◆ **Records supplied**
------------------------

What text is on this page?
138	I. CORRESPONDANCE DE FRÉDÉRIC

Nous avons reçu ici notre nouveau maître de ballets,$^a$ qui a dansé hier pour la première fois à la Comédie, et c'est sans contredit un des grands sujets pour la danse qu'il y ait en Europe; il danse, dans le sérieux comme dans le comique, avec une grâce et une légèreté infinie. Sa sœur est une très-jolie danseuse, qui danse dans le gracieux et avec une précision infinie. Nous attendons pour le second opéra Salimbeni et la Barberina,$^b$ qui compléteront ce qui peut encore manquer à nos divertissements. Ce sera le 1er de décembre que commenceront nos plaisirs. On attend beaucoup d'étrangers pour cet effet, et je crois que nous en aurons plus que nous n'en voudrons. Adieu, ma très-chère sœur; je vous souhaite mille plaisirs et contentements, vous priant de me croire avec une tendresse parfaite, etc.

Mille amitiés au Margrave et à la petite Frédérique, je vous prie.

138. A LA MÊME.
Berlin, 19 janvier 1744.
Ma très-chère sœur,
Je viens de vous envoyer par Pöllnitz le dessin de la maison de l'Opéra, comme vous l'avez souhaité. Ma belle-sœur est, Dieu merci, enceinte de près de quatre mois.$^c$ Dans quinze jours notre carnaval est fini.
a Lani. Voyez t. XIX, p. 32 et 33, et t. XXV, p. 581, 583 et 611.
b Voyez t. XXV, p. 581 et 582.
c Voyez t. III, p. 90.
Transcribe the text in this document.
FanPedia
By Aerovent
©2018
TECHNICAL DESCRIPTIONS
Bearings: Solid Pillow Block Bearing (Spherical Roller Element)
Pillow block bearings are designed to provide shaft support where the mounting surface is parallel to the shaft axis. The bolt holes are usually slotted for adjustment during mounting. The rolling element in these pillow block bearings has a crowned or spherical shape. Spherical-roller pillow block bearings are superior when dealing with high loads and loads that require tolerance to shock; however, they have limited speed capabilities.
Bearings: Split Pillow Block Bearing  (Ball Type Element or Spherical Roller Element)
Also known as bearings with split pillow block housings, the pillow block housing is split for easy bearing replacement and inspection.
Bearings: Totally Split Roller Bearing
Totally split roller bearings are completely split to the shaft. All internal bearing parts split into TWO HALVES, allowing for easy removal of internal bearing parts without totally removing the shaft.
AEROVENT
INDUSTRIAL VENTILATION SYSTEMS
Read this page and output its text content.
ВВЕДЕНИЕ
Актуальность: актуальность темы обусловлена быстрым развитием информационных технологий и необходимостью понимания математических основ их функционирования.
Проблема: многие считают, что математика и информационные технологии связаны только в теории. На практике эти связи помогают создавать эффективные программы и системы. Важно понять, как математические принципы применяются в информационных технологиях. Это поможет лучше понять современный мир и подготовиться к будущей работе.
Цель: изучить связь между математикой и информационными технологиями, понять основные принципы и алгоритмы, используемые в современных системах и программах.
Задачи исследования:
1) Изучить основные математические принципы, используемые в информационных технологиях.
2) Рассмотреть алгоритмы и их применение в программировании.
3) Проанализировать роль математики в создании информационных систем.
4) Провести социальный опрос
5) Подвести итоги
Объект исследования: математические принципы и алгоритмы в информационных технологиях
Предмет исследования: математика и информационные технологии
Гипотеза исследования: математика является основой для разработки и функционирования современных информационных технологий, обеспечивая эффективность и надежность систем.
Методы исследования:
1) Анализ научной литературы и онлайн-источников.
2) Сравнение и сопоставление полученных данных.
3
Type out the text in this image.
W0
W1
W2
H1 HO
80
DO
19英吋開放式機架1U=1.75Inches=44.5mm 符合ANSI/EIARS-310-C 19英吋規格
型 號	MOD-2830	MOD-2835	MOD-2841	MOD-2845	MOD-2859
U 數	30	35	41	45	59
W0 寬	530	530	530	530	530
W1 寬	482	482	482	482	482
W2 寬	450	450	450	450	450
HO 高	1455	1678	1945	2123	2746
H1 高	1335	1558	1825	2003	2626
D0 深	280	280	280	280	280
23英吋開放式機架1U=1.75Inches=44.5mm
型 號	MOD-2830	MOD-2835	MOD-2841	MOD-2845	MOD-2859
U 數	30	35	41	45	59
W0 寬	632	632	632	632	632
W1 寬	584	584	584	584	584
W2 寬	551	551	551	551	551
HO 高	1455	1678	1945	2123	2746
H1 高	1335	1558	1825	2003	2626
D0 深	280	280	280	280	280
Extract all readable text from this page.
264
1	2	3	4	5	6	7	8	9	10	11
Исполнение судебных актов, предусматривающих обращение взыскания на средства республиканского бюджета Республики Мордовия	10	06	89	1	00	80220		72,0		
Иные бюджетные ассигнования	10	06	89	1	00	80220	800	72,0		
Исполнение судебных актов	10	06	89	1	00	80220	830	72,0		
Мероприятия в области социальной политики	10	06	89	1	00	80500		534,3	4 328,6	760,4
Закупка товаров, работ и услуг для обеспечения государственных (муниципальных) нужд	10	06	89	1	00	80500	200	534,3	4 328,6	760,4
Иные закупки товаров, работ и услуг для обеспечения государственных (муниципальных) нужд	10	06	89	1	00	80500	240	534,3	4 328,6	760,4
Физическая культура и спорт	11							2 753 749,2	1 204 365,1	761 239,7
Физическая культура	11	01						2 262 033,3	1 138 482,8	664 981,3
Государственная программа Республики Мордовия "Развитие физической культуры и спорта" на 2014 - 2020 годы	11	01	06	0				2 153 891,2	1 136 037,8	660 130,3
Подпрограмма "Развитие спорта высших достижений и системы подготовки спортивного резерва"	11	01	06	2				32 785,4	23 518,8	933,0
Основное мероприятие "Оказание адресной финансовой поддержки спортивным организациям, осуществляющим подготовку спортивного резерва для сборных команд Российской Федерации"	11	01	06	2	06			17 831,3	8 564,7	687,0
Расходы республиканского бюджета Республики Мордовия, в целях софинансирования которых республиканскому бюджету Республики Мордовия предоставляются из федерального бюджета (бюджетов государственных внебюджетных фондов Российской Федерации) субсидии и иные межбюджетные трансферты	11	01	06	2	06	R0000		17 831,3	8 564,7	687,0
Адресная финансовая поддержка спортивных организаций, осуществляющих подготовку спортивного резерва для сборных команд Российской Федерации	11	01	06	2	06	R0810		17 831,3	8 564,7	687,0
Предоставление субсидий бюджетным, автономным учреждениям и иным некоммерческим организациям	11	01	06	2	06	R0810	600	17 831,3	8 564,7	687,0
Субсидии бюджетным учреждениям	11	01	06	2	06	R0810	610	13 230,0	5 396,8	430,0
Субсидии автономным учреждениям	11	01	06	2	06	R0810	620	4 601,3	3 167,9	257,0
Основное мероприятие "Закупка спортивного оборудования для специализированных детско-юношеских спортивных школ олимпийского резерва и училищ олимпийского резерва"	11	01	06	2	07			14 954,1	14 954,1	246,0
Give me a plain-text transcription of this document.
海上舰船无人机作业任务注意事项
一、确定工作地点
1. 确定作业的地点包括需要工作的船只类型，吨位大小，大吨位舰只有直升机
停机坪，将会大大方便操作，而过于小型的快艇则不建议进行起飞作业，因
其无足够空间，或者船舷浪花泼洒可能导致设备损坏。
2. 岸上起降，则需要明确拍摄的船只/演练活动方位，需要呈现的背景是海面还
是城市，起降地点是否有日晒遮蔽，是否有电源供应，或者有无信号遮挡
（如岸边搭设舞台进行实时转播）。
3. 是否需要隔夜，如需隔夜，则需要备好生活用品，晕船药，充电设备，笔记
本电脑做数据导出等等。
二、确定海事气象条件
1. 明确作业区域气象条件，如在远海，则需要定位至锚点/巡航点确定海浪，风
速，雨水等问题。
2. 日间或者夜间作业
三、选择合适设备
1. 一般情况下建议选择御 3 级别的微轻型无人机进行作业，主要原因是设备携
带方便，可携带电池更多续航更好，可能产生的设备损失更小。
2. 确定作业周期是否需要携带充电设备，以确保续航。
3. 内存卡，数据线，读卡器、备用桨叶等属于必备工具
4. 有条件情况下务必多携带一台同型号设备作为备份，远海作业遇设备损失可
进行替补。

------------------------

◆ **Work to do**
Search the data for "document". Copy every matching line.

◆ **Exercise result**
Transcribe the text in this document.
Give me a plain-text transcription of this document.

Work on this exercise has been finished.